— start of DATASET CONTENT —

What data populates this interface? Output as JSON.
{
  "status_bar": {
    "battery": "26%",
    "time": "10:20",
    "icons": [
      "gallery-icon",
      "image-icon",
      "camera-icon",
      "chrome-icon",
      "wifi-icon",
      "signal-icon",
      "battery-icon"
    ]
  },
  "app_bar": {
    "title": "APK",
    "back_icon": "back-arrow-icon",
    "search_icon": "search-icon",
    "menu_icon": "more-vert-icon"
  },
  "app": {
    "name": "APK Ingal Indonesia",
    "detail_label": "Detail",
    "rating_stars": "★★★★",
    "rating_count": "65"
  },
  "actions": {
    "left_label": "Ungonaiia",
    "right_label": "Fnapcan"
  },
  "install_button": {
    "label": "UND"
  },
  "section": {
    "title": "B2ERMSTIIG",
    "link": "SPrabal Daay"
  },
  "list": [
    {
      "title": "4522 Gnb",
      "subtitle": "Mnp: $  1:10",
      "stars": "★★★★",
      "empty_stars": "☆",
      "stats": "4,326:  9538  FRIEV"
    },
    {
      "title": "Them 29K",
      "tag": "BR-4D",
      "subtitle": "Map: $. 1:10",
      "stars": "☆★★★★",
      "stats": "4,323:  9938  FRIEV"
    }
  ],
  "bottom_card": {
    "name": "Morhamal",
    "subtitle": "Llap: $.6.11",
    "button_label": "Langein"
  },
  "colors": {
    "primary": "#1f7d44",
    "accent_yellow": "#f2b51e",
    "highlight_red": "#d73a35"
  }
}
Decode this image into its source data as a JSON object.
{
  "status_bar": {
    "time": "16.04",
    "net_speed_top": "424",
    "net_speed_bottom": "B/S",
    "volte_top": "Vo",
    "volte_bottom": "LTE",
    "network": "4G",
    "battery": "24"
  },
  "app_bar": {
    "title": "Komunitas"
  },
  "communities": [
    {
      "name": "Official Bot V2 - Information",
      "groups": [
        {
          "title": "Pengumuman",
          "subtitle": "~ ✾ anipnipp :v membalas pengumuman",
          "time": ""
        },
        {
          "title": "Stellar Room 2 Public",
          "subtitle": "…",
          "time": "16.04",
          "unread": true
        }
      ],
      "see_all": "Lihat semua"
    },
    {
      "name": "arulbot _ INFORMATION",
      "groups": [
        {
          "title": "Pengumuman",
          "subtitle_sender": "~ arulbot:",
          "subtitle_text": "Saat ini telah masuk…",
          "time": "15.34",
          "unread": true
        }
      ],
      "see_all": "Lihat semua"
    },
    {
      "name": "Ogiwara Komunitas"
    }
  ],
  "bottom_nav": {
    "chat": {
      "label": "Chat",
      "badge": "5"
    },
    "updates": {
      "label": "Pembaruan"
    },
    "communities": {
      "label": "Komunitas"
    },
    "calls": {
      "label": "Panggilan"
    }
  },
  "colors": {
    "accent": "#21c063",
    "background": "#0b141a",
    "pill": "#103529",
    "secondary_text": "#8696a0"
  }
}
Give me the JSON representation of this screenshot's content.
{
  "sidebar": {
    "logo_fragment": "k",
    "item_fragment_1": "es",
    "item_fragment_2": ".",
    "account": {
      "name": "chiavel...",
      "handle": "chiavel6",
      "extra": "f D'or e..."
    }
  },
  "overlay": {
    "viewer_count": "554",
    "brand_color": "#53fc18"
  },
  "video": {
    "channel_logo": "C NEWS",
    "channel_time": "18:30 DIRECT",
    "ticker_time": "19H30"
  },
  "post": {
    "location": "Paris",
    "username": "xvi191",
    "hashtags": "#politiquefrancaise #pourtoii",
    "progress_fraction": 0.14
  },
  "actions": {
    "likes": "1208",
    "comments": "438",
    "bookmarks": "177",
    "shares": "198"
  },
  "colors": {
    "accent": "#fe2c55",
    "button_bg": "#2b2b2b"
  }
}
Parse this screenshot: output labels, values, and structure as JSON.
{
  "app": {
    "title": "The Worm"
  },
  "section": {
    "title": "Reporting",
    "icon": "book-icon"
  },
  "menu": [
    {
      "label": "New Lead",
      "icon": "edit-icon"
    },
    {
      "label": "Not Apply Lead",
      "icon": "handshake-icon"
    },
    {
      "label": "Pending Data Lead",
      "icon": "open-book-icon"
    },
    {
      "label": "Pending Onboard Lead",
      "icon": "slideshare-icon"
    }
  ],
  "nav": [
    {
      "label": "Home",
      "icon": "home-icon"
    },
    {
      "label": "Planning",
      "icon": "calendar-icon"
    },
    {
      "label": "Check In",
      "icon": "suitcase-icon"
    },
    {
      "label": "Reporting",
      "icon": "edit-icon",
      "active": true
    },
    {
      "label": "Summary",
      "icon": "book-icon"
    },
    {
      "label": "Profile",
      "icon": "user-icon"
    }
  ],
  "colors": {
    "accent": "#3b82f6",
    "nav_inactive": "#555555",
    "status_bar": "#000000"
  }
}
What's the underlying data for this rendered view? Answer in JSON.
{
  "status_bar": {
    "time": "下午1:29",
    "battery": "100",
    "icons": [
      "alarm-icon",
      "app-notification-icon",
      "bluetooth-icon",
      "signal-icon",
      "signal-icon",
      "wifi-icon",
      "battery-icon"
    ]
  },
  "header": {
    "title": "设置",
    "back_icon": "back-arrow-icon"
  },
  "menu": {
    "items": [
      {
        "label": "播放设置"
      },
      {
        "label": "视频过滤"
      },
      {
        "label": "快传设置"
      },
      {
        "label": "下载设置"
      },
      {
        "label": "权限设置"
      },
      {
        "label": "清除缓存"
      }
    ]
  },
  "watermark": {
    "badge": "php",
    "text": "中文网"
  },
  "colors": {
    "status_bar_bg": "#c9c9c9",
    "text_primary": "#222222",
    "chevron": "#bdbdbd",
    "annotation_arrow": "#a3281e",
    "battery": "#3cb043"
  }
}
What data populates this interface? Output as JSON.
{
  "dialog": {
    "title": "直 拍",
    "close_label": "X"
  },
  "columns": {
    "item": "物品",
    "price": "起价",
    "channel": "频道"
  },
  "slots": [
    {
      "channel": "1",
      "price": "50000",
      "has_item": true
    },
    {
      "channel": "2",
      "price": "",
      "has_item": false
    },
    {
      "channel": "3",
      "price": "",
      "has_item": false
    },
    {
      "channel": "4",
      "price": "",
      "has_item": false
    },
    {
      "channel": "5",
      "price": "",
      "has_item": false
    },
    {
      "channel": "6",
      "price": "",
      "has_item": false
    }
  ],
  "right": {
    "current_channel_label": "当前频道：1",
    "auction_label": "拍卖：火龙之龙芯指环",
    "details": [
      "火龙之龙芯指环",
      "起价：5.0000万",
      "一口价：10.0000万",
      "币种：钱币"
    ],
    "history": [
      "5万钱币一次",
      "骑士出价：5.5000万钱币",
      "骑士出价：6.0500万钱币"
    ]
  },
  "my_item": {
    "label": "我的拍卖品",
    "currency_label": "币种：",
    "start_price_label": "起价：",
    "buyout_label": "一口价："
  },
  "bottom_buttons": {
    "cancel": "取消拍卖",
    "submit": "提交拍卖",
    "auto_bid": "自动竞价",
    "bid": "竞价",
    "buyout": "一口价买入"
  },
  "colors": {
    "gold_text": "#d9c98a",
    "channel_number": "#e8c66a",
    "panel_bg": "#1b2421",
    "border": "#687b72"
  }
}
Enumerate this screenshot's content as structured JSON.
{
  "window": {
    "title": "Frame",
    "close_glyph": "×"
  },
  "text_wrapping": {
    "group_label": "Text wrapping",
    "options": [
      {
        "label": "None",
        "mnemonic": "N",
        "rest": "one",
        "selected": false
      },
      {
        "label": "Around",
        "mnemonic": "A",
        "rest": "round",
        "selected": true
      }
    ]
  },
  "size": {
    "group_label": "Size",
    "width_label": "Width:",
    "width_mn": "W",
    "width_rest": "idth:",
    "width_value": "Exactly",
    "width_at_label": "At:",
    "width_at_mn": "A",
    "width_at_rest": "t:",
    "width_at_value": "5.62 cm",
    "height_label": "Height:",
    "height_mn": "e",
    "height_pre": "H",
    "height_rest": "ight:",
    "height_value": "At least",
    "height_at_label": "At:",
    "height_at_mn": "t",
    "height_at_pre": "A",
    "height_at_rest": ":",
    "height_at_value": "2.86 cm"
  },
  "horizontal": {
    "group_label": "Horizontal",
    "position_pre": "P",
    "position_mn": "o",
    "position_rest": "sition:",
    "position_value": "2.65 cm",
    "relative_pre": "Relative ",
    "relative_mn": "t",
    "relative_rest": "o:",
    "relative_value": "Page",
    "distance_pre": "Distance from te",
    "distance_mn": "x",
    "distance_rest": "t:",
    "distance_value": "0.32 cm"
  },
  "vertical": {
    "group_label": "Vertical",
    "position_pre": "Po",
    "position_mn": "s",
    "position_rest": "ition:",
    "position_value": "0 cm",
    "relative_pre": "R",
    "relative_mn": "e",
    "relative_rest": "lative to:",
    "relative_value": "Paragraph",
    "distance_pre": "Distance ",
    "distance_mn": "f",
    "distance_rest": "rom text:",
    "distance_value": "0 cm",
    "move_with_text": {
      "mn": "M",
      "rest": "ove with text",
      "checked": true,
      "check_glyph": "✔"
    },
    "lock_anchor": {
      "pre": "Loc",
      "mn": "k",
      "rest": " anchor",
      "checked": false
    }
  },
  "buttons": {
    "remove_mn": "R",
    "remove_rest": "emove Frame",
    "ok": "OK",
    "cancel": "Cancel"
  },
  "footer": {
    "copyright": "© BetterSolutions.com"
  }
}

— end of DATASET CONTENT —

State how many lines of the data include the word "screenshot", with nothing else.

### TASK OUTPUT
3